PROBLEM DESCRIPTION | Of the lines in the listing below, how many hold "femmes"? Answer with the number only.

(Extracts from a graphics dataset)

+++++

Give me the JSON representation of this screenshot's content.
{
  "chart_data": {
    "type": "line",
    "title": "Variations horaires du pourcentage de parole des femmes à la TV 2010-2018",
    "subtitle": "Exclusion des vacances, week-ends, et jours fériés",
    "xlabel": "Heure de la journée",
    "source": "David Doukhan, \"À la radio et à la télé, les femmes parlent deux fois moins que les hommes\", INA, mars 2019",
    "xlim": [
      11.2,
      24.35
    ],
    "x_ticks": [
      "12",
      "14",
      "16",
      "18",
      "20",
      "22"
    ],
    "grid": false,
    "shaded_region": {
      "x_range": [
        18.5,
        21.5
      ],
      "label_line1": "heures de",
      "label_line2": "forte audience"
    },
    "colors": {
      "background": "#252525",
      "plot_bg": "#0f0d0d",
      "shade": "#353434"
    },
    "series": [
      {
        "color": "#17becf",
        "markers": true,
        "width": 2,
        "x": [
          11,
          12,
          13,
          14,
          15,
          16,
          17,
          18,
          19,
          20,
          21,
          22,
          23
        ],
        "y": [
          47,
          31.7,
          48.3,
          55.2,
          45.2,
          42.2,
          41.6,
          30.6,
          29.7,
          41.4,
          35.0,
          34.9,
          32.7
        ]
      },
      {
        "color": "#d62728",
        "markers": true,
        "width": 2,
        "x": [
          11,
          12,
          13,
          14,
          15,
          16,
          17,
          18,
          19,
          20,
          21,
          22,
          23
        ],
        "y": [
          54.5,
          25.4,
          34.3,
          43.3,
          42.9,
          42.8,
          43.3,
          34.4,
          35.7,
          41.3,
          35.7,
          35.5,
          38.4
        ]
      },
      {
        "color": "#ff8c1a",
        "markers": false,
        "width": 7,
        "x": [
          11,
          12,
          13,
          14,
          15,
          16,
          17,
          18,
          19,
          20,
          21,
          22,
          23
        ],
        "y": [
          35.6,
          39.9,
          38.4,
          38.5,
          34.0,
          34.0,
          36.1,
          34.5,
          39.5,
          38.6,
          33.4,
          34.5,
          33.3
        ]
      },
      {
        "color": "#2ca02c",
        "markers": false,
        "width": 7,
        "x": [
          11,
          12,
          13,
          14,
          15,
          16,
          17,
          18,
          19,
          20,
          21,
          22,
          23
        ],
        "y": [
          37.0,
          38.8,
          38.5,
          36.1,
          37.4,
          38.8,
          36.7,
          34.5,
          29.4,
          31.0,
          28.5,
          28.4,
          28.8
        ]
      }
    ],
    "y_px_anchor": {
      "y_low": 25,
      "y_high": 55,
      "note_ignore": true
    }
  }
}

+++++

RESPONSE | 2